**Prompt**
Copy each line that contains the word "beacon".

Begin Entries shown

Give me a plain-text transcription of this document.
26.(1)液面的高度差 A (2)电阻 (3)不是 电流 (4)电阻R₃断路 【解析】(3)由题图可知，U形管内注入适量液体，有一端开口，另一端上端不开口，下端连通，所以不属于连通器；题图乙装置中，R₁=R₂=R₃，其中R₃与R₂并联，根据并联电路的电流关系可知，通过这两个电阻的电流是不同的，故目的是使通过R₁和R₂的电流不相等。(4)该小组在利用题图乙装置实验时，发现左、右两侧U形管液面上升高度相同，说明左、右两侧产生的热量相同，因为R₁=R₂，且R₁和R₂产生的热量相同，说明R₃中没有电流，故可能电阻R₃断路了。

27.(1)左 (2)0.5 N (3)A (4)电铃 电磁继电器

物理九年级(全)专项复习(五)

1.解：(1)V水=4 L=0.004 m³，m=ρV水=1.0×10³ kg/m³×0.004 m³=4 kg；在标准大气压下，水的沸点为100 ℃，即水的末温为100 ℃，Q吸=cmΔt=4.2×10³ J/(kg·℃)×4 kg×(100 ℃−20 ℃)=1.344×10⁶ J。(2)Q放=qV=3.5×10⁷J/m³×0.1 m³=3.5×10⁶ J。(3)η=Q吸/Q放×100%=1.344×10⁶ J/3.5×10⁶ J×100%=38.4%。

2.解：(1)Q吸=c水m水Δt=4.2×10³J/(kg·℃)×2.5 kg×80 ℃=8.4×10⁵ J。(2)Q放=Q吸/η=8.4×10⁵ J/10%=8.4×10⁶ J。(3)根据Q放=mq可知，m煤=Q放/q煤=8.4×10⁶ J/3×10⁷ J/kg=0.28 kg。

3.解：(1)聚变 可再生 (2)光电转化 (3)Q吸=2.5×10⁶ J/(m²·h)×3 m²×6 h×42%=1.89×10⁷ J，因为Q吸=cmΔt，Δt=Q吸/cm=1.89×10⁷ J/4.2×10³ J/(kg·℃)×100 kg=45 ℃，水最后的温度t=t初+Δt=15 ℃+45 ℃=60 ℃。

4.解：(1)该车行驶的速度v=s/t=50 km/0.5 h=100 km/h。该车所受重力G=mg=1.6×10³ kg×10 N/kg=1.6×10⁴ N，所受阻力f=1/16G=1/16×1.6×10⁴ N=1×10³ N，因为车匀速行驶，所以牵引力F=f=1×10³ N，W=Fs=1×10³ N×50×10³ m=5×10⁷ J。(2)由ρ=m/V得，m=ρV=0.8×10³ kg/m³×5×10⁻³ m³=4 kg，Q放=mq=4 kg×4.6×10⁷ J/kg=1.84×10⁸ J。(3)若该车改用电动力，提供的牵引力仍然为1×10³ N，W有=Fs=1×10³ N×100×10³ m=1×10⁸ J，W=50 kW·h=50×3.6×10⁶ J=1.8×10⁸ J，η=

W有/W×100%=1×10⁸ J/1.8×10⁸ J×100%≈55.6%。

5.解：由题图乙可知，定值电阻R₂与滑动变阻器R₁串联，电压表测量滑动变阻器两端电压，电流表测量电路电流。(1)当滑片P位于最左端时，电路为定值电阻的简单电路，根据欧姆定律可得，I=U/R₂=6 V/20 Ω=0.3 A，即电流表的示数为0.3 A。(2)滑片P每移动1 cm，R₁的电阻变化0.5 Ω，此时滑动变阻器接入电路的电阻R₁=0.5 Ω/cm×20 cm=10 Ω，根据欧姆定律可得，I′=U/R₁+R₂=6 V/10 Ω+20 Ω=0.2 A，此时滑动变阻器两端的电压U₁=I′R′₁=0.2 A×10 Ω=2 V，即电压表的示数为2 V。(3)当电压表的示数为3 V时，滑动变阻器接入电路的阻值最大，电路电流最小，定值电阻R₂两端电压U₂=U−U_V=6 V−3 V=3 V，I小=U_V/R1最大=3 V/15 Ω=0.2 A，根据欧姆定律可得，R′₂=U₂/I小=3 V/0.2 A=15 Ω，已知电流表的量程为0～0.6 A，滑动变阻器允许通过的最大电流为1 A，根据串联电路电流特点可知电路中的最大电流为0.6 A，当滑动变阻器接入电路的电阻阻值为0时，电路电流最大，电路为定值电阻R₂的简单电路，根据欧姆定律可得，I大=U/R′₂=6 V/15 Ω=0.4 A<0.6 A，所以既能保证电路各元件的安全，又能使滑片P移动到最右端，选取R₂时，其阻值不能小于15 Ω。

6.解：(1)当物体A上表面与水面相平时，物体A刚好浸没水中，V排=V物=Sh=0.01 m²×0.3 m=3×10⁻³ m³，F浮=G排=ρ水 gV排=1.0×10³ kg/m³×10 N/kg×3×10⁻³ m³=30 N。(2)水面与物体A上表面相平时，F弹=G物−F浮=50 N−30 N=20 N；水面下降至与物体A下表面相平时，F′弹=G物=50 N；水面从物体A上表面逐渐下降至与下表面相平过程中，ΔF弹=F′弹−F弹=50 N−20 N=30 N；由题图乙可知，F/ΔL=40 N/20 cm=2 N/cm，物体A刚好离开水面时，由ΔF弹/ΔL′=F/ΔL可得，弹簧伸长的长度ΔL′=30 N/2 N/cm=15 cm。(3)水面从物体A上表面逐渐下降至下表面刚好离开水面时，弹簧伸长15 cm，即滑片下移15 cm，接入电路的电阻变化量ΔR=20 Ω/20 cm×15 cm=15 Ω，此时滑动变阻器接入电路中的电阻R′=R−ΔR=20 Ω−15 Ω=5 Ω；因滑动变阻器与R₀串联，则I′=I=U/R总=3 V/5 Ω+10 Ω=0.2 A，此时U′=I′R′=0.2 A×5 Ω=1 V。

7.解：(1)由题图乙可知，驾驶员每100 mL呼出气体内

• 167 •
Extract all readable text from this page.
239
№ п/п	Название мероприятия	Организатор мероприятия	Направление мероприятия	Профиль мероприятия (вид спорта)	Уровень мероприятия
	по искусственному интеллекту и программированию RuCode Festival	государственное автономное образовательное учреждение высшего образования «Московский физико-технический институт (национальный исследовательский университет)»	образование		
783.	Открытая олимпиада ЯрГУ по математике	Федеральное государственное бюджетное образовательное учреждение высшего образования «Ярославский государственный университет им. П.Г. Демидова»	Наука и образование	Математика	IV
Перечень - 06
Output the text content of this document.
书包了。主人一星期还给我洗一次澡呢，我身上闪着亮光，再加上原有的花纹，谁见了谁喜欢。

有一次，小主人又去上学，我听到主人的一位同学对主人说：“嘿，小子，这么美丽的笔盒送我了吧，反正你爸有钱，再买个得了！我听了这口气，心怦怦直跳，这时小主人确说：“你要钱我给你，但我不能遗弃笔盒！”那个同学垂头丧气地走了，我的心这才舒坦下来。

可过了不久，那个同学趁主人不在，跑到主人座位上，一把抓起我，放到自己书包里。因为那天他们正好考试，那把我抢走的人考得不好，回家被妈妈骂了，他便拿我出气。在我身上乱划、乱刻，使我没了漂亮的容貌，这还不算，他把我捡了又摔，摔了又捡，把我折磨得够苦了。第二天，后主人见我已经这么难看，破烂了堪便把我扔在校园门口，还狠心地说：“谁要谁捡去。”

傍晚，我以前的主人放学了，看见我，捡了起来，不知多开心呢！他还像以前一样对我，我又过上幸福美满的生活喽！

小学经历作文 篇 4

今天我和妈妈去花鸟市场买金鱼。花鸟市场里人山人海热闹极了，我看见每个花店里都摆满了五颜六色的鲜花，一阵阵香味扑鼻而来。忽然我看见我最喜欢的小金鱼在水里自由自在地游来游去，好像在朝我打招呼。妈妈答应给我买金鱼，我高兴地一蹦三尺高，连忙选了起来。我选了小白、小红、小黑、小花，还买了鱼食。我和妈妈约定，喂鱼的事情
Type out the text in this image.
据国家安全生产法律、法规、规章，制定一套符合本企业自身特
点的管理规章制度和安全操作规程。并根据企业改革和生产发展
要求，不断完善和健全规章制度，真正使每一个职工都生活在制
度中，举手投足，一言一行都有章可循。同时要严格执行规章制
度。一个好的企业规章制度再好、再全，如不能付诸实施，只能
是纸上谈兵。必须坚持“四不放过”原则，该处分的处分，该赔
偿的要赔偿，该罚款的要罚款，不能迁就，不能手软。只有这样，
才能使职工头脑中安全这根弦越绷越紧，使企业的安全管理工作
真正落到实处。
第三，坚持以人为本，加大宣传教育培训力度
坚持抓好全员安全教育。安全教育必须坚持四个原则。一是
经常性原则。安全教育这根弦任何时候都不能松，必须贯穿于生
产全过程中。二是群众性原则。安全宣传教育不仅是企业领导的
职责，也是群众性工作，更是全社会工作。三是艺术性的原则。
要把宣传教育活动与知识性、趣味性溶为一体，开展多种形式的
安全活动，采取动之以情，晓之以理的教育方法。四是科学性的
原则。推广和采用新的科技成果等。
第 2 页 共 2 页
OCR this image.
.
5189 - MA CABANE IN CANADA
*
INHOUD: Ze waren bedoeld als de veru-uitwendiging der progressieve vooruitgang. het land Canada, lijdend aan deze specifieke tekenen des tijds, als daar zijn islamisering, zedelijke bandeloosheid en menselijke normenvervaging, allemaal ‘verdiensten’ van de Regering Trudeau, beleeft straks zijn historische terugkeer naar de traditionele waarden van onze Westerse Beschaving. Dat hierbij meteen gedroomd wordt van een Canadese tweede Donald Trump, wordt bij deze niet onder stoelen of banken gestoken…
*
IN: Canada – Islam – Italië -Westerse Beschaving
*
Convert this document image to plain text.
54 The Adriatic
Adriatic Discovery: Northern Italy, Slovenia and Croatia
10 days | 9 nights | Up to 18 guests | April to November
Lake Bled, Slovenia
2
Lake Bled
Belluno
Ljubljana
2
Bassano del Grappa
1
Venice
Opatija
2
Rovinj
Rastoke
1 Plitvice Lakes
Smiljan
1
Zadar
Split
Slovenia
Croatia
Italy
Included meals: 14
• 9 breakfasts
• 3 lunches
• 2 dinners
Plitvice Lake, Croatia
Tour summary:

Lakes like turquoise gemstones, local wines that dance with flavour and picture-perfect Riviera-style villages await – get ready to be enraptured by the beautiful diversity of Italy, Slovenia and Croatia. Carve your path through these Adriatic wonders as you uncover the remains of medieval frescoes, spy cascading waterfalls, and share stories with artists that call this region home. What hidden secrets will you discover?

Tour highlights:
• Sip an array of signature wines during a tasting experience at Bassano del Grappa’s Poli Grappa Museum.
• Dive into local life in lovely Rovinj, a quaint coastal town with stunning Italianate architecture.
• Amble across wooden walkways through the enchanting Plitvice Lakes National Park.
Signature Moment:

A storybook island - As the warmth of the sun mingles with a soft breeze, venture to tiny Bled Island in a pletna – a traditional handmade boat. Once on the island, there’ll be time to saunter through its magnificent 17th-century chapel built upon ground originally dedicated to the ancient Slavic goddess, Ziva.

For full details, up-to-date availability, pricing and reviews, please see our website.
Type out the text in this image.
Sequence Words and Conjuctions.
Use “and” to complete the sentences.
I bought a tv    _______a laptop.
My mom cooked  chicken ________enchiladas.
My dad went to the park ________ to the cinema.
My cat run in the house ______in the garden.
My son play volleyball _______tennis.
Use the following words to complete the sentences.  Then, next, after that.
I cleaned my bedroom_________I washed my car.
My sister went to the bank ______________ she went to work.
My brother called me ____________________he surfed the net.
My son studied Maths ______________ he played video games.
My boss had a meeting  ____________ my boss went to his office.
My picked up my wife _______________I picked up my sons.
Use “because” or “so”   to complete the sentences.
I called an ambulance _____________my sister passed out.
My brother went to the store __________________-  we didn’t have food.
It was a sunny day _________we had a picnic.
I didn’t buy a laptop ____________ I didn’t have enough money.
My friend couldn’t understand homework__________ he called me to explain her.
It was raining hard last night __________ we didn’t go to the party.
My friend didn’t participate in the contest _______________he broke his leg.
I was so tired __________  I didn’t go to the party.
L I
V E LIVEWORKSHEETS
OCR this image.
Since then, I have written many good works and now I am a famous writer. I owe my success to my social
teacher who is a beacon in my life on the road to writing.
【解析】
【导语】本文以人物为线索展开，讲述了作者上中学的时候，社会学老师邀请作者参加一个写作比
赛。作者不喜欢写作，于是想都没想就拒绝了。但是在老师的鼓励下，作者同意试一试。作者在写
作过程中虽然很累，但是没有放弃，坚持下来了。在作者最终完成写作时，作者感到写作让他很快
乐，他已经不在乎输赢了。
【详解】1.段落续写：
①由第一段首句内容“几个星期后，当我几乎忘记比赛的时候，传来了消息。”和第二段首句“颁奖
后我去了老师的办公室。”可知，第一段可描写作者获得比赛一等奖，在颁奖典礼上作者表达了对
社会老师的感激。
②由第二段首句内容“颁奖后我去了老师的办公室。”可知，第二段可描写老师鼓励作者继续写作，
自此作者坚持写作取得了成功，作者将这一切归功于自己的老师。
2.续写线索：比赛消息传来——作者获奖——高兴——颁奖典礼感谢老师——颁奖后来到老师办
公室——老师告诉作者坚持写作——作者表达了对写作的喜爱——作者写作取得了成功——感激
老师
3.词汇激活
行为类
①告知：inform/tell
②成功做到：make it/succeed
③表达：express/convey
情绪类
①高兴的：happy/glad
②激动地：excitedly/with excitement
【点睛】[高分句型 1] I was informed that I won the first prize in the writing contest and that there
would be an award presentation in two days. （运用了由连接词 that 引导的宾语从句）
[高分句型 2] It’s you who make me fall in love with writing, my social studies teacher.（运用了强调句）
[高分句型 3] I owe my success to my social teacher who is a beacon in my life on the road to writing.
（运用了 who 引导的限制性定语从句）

End Entries shown

**Full output**
teacher who is a beacon in my life on the road to writing.
[高分句型 3] I owe my success to my social teacher who is a beacon in my life on the road to writing.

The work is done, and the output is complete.